Saved entries:
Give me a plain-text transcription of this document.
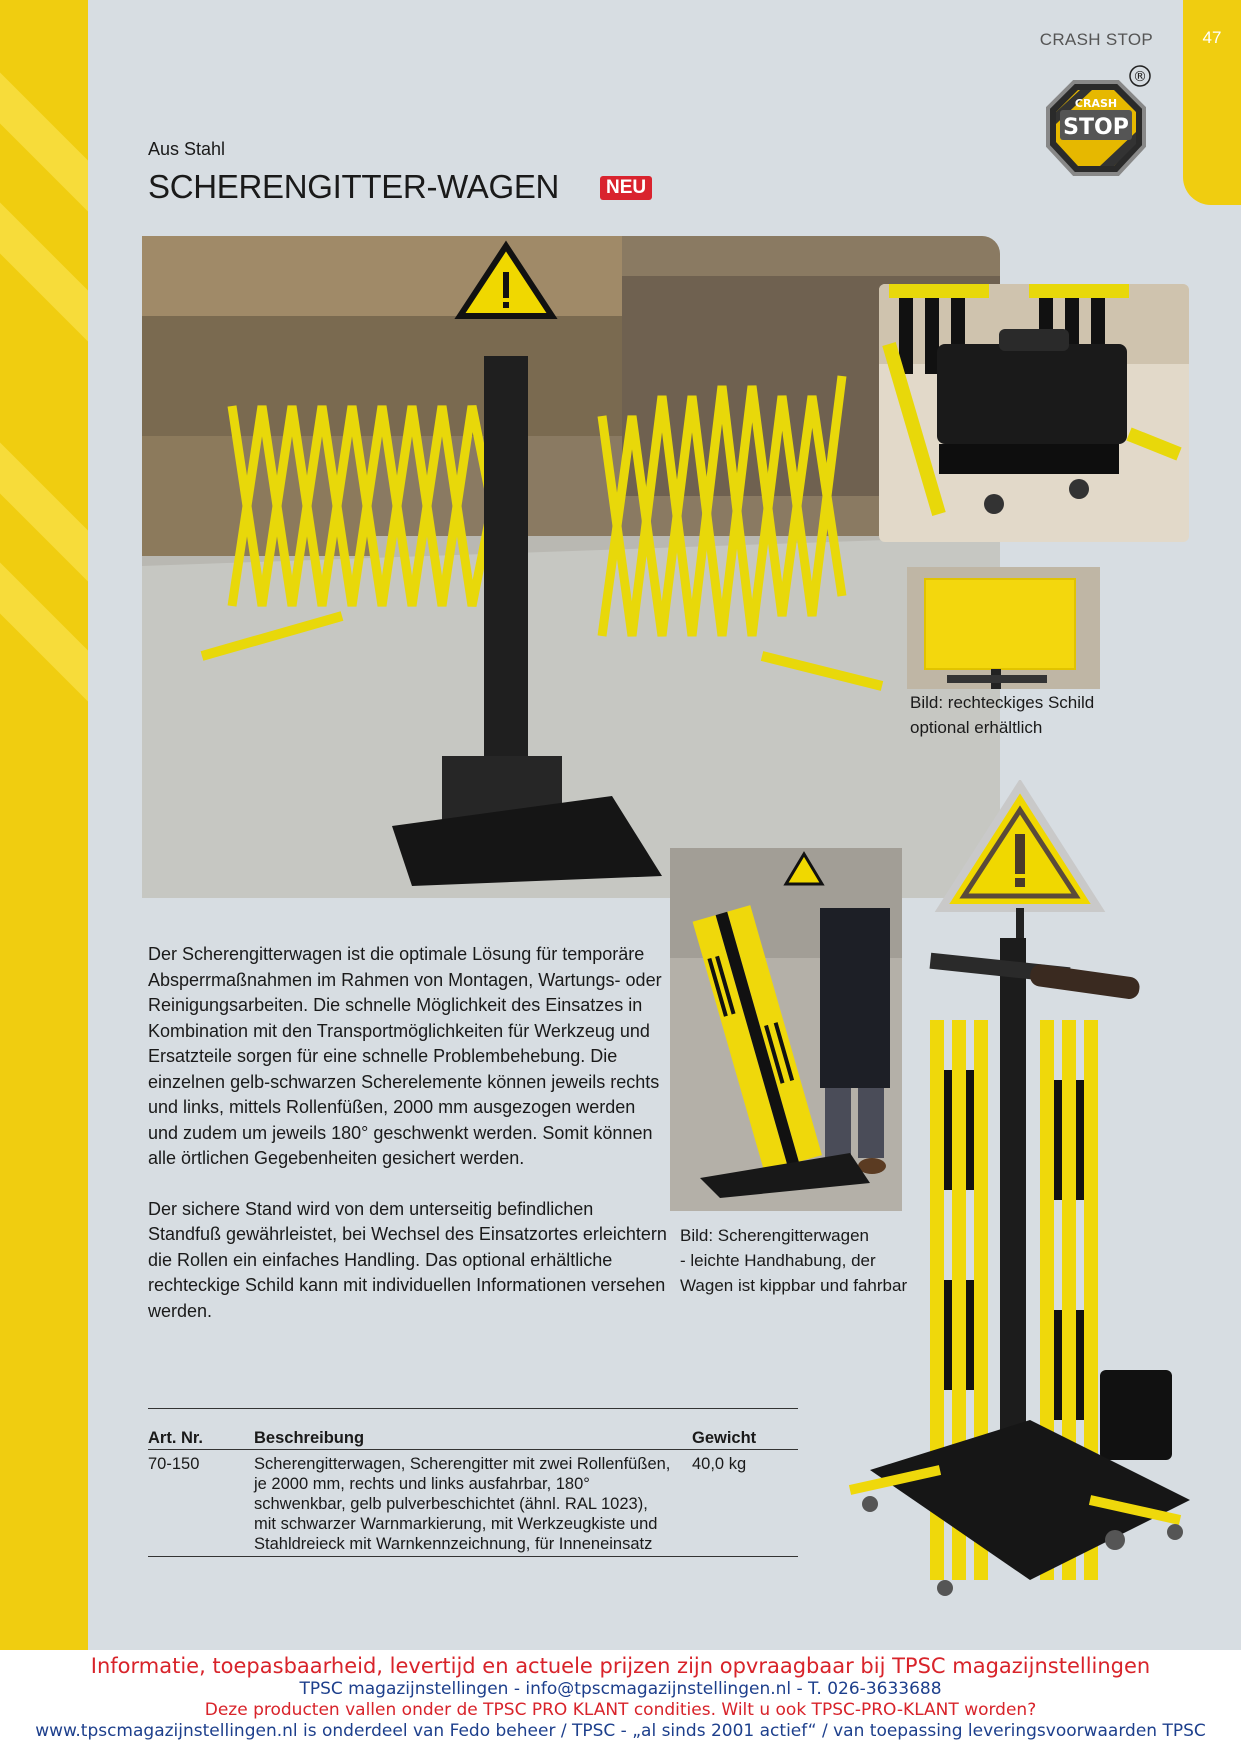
47
CRASH STOP
CRASH
STOP
®
Aus Stahl
SCHERENGITTER-WAGEN	NEU
Bild: rechteckiges Schild
optional erhältlich
Bild: Scherengitterwagen
- leichte Handhabung, der
Wagen ist kippbar und fahrbar

Der Scherengitterwagen ist die optimale Lösung für temporäre Absperrmaßnahmen im Rahmen von Montagen, Wartungs- oder Reinigungsarbeiten. Die schnelle Möglichkeit des Einsatzes in Kombination mit den Transportmöglichkeiten für Werkzeug und Ersatzteile sorgen für eine schnelle Problembehebung. Die einzelnen gelb-schwarzen Scherelemente können jeweils rechts und links, mittels Rollenfüßen, 2000 mm ausgezogen werden und zudem um jeweils 180° geschwenkt werden. Somit können alle örtlichen Gegebenheiten gesichert werden.

Der sichere Stand wird von dem unterseitig befindlichen Standfuß gewährleistet, bei Wechsel des Einsatzortes erleichtern die Rollen ein einfaches Handling. Das optional erhältliche rechteckige Schild kann mit individuellen Informationen versehen werden.

Art. Nr.	Beschreibung	Gewicht
70-150	Scherengitterwagen, Scherengitter mit zwei Rollenfüßen, je 2000 mm, rechts und links ausfahrbar, 180° schwenkbar, gelb pulverbeschichtet (ähnl. RAL 1023), mit schwarzer Warnmarkierung, mit Werkzeugkiste und Stahldreieck mit Warnkennzeichnung, für Inneneinsatz	40,0 kg
Informatie, toepasbaarheid, levertijd en actuele prijzen zijn opvraagbaar bij TPSC magazijnstellingen
TPSC magazijnstellingen - info@tpscmagazijnstellingen.nl - T. 026-3633688
Deze producten vallen onder de TPSC PRO KLANT condities. Wilt u ook TPSC-PRO-KLANT worden?
www.tpscmagazijnstellingen.nl is onderdeel van Fedo beheer / TPSC - „al sinds 2001 actief“ / van toepassing leveringsvoorwaarden TPSC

The task - Check all the records above and select each line where the string "tpscmagazijnstellingen" is found.

Reply -
TPSC magazijnstellingen - info@tpscmagazijnstellingen.nl - T. 026-3633688
www.tpscmagazijnstellingen.nl is onderdeel van Fedo beheer / TPSC - „al sinds 2001 actief“ / van toepassing leveringsvoorwaarden TPSC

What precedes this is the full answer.